**Saved data entries:**
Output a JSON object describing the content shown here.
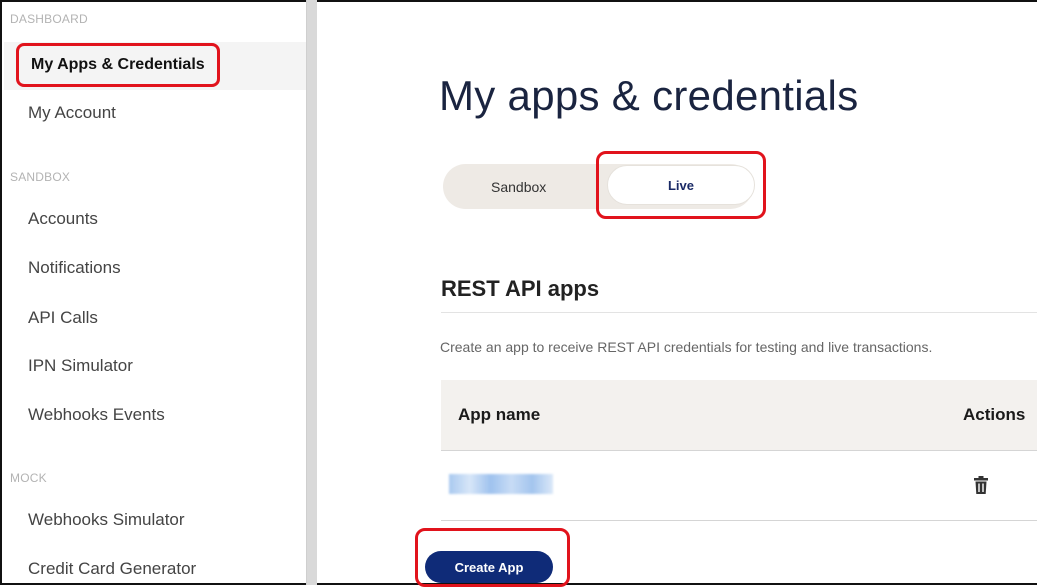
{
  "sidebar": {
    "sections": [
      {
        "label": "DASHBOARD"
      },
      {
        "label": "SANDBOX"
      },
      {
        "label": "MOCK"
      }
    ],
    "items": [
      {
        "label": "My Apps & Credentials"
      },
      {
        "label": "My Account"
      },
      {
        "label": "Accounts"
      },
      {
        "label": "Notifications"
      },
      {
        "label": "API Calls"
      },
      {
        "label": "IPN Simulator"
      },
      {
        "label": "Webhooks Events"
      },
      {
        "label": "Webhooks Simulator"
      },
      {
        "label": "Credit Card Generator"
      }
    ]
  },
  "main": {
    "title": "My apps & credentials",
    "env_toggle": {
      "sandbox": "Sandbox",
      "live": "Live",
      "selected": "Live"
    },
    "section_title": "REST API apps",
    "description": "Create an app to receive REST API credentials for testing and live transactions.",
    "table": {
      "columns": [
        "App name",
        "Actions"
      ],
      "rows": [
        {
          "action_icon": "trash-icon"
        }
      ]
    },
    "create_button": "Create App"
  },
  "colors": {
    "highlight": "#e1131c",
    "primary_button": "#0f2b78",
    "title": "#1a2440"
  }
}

**What the task requires:** Return the records exactly. Don't carry the pictures over.

**Written solution:**
Output a JSON object describing the content shown here.
{
  "sidebar": {
    "sections": [
      {
        "label": "DASHBOARD"
      },
      {
        "label": "SANDBOX"
      },
      {
        "label": "MOCK"
      }
    ],
    "items": [
      {
        "label": "My Apps & Credentials"
      },
      {
        "label": "My Account"
      },
      {
        "label": "Accounts"
      },
      {
        "label": "Notifications"
      },
      {
        "label": "API Calls"
      },
      {
        "label": "IPN Simulator"
      },
      {
        "label": "Webhooks Events"
      },
      {
        "label": "Webhooks Simulator"
      },
      {
        "label": "Credit Card Generator"
      }
    ]
  },
  "main": {
    "title": "My apps & credentials",
    "env_toggle": {
      "sandbox": "Sandbox",
      "live": "Live",
      "selected": "Live"
    },
    "section_title": "REST API apps",
    "description": "Create an app to receive REST API credentials for testing and live transactions.",
    "table": {
      "columns": [
        "App name",
        "Actions"
      ],
      "rows": [
        {
          "action_icon": "trash-icon"
        }
      ]
    },
    "create_button": "Create App"
  },
  "colors": {
    "highlight": "#e1131c",
    "primary_button": "#0f2b78",
    "title": "#1a2440"
  }
}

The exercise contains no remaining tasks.